What to produce: Copy the items from the line with "List each element" up to and including the line with "- app-window: Examcell", swapping "Examcell" for "Exam Cell" and leaving everything else the same.

The records:
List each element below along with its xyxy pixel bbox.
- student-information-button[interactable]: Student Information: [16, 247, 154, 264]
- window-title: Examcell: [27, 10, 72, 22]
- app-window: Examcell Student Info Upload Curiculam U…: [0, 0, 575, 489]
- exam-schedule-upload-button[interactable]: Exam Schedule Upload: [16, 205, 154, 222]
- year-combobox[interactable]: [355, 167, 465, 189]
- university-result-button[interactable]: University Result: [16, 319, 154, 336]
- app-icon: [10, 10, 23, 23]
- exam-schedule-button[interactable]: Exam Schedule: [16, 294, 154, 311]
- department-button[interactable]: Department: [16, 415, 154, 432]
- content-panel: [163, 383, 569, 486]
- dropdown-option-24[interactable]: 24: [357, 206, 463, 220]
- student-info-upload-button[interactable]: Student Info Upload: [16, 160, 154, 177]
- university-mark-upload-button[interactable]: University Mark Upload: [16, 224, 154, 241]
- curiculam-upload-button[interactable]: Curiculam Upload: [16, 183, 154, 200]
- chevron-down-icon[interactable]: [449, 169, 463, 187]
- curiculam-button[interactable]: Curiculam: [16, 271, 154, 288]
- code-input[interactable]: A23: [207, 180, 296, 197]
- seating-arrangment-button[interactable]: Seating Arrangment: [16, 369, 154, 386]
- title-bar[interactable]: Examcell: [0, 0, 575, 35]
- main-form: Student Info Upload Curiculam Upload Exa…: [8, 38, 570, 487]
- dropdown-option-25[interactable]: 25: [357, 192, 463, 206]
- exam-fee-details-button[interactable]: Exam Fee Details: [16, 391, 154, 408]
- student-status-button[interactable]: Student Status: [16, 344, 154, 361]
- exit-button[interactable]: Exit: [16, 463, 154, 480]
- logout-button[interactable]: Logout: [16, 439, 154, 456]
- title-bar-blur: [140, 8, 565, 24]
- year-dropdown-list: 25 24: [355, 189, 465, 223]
==
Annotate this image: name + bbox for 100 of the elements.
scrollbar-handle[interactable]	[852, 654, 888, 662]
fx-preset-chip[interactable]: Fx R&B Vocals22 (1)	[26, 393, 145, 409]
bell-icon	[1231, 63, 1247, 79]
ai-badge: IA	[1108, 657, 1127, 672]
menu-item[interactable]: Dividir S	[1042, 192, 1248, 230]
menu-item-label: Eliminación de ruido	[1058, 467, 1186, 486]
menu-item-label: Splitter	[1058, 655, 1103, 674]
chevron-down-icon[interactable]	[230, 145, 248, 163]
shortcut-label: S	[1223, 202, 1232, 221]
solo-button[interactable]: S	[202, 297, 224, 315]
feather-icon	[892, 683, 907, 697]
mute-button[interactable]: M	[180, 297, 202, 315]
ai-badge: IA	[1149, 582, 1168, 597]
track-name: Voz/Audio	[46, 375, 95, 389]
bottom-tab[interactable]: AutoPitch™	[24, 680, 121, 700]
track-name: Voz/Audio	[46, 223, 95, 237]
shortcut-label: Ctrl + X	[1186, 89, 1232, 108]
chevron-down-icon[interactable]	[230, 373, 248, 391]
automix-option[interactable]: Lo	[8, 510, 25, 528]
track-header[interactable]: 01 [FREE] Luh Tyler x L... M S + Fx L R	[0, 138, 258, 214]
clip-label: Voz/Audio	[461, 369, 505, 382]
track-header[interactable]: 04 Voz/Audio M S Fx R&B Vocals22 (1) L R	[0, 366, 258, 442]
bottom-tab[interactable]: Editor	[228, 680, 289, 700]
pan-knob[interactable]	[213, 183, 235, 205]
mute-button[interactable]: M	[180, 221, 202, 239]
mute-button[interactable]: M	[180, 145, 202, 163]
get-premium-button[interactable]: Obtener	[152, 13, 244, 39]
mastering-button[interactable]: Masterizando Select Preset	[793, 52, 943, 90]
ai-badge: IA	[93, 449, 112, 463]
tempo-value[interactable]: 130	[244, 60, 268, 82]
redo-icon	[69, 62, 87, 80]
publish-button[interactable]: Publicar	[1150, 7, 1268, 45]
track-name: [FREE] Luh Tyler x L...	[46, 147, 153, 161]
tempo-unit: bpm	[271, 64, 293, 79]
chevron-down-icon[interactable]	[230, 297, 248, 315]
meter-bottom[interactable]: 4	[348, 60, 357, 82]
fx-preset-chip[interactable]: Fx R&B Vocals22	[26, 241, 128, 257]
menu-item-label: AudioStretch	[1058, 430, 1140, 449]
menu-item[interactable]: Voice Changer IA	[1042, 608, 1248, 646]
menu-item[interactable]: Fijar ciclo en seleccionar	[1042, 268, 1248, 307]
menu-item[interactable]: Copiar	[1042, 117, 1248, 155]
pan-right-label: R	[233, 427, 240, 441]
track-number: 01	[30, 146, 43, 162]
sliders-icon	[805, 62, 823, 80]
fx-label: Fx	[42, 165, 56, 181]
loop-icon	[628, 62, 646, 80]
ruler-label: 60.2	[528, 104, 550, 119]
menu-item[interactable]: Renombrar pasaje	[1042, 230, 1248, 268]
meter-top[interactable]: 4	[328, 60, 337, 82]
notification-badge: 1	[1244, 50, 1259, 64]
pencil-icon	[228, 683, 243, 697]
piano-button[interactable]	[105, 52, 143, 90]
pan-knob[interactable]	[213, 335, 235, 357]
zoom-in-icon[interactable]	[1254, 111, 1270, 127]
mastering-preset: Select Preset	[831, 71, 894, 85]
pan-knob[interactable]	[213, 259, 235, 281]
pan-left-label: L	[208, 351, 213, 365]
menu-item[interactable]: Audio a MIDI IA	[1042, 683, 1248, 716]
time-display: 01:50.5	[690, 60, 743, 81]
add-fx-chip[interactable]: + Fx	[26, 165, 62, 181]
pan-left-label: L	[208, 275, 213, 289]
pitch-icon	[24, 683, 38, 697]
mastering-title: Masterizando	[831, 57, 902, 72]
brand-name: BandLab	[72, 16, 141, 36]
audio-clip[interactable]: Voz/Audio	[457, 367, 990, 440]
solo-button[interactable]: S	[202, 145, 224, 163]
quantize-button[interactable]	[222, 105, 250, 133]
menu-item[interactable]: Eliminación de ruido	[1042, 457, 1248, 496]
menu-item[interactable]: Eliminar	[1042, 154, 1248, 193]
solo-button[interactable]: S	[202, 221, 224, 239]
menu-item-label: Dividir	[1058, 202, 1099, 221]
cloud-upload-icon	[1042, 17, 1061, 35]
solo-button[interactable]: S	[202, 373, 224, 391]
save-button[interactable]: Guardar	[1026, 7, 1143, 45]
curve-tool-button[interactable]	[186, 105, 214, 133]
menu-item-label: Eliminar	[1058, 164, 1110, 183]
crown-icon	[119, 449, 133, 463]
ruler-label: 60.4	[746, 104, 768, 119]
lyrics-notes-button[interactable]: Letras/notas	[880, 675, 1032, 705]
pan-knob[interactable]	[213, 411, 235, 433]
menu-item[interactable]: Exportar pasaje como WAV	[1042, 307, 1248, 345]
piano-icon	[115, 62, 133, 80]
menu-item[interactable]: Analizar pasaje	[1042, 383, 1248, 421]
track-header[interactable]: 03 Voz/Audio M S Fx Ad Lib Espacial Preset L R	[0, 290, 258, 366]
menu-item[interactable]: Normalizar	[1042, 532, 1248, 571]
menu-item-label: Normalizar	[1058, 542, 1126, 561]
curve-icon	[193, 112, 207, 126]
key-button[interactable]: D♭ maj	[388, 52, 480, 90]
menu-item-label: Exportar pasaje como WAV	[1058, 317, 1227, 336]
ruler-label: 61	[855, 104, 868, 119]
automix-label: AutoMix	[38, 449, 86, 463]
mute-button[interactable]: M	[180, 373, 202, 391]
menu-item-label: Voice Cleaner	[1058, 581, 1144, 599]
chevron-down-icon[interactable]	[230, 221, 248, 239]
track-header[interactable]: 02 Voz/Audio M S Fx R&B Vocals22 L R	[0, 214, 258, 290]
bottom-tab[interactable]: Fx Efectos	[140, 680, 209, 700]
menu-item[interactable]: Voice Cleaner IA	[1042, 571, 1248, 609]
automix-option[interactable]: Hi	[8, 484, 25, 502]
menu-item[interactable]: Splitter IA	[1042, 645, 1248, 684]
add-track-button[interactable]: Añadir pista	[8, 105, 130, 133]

Output for this exercise:
List each element below along with its xyxy pixel bbox.
- student-information-button[interactable]: Student Information: [16, 247, 154, 264]
- window-title: Exam Cell: [27, 10, 72, 22]
- app-window: Exam Cell Student Info Upload Curiculam U…: [0, 0, 575, 489]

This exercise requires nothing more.